++++ AVAILABLE RECORDS

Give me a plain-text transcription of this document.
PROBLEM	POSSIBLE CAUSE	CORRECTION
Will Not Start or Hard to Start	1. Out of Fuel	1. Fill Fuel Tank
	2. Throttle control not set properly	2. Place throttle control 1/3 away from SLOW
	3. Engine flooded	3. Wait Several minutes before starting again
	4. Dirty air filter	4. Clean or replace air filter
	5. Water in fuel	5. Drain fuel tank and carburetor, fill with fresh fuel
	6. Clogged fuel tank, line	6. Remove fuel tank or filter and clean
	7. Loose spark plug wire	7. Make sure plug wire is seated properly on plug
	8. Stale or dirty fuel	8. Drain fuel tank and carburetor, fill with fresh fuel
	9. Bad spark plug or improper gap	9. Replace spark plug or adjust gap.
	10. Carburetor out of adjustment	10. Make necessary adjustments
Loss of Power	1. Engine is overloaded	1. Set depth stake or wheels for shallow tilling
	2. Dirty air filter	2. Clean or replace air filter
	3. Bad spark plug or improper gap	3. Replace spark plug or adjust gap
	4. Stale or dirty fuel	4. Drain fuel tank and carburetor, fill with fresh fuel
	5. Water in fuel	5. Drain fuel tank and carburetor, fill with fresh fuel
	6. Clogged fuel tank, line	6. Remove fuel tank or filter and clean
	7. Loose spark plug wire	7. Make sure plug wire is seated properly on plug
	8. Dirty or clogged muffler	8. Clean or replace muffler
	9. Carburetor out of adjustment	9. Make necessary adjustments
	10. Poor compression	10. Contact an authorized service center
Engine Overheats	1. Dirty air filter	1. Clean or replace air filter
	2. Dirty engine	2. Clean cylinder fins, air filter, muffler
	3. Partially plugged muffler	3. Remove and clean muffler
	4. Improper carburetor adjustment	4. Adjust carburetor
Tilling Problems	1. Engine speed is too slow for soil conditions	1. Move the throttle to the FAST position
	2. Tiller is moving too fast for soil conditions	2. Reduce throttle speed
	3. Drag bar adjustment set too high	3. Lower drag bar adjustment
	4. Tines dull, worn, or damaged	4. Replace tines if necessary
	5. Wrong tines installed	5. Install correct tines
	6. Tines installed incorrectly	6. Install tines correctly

++++++++

**EXERCISE DESCRIPTION:** Please set down the whole listing above without altering a single line.

**SOLUTION FOR THIS EXERCISE:**
Give me a plain-text transcription of this document.
PROBLEM	POSSIBLE CAUSE	CORRECTION
Will Not Start or Hard to Start	1. Out of Fuel	1. Fill Fuel Tank
	2. Throttle control not set properly	2. Place throttle control 1/3 away from SLOW
	3. Engine flooded	3. Wait Several minutes before starting again
	4. Dirty air filter	4. Clean or replace air filter
	5. Water in fuel	5. Drain fuel tank and carburetor, fill with fresh fuel
	6. Clogged fuel tank, line	6. Remove fuel tank or filter and clean
	7. Loose spark plug wire	7. Make sure plug wire is seated properly on plug
	8. Stale or dirty fuel	8. Drain fuel tank and carburetor, fill with fresh fuel
	9. Bad spark plug or improper gap	9. Replace spark plug or adjust gap.
	10. Carburetor out of adjustment	10. Make necessary adjustments
Loss of Power	1. Engine is overloaded	1. Set depth stake or wheels for shallow tilling
	2. Dirty air filter	2. Clean or replace air filter
	3. Bad spark plug or improper gap	3. Replace spark plug or adjust gap
	4. Stale or dirty fuel	4. Drain fuel tank and carburetor, fill with fresh fuel
	5. Water in fuel	5. Drain fuel tank and carburetor, fill with fresh fuel
	6. Clogged fuel tank, line	6. Remove fuel tank or filter and clean
	7. Loose spark plug wire	7. Make sure plug wire is seated properly on plug
	8. Dirty or clogged muffler	8. Clean or replace muffler
	9. Carburetor out of adjustment	9. Make necessary adjustments
	10. Poor compression	10. Contact an authorized service center
Engine Overheats	1. Dirty air filter	1. Clean or replace air filter
	2. Dirty engine	2. Clean cylinder fins, air filter, muffler
	3. Partially plugged muffler	3. Remove and clean muffler
	4. Improper carburetor adjustment	4. Adjust carburetor
Tilling Problems	1. Engine speed is too slow for soil conditions	1. Move the throttle to the FAST position
	2. Tiller is moving too fast for soil conditions	2. Reduce throttle speed
	3. Drag bar adjustment set too high	3. Lower drag bar adjustment
	4. Tines dull, worn, or damaged	4. Replace tines if necessary
	5. Wrong tines installed	5. Install correct tines
	6. Tines installed incorrectly	6. Install tines correctly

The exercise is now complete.